--- OBJECTIVE ---
Locate every line that holds the string "показателей" and copy it.

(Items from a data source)
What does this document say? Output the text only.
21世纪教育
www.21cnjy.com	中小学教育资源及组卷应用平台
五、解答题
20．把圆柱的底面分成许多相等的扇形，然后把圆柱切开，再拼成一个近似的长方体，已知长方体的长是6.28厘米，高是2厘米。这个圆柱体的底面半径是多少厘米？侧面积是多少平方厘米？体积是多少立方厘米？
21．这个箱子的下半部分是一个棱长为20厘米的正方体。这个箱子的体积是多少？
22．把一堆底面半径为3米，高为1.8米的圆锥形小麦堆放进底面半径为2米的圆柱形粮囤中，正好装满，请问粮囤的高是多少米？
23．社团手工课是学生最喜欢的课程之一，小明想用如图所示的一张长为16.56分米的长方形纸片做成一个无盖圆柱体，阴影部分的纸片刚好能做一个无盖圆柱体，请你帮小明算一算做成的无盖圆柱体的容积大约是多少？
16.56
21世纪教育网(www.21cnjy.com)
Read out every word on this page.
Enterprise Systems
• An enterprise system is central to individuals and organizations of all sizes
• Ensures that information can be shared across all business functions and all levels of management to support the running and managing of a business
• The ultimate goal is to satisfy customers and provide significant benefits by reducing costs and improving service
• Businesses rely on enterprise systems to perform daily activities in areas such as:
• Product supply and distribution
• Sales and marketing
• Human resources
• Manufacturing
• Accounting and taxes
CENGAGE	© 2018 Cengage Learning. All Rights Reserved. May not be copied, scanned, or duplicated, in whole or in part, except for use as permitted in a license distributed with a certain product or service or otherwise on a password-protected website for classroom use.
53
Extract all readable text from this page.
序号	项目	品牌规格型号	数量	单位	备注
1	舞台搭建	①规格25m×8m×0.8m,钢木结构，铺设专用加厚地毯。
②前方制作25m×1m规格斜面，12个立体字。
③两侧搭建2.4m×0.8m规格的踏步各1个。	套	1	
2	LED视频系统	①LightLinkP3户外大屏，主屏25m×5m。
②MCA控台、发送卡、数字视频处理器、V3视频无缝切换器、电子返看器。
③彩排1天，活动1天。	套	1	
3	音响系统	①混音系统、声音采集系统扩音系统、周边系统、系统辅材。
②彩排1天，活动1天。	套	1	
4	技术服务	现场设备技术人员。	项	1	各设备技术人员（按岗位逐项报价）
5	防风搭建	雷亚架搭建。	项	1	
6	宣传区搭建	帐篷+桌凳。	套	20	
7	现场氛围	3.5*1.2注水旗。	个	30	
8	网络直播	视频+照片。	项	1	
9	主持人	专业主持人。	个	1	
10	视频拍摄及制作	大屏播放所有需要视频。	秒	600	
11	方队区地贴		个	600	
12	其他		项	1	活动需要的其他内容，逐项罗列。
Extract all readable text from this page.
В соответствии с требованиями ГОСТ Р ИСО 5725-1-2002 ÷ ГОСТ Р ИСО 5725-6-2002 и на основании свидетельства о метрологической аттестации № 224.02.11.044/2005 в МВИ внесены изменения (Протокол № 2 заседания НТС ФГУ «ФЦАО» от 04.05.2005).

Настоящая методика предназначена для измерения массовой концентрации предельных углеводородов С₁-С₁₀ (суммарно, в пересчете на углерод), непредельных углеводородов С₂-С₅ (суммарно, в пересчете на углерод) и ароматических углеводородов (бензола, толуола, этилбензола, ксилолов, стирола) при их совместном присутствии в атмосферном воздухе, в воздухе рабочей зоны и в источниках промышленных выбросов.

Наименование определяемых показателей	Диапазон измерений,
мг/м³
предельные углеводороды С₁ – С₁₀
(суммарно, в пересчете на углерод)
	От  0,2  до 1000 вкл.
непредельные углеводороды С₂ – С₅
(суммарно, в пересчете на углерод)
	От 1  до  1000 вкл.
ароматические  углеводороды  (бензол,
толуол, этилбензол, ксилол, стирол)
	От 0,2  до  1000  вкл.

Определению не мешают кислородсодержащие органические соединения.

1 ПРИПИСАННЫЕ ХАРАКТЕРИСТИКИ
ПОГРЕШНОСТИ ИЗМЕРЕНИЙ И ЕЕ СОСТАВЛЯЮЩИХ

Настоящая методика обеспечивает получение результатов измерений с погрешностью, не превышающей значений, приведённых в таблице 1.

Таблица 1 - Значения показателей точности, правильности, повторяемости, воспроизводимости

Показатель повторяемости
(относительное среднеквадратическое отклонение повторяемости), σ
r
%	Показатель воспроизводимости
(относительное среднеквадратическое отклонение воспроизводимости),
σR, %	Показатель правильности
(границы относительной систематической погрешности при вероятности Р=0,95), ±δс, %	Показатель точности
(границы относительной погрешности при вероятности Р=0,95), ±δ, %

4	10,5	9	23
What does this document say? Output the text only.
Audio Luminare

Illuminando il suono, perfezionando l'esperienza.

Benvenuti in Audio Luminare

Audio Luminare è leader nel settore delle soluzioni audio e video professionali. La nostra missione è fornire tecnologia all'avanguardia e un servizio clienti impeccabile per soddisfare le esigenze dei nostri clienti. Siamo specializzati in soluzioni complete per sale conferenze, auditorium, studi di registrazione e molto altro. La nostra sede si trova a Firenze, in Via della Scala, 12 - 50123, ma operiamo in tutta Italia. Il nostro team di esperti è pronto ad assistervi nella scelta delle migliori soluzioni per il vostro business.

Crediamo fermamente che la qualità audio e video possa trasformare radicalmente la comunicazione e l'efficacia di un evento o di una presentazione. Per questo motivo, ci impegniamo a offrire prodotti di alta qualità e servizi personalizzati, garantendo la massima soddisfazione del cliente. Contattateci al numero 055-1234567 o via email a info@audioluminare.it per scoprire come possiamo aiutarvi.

--- TASK RESPONSE ---
Наименование определяемых показателей	Диапазон измерений,
Таблица 1 - Значения показателей точности, правильности, повторяемости, воспроизводимости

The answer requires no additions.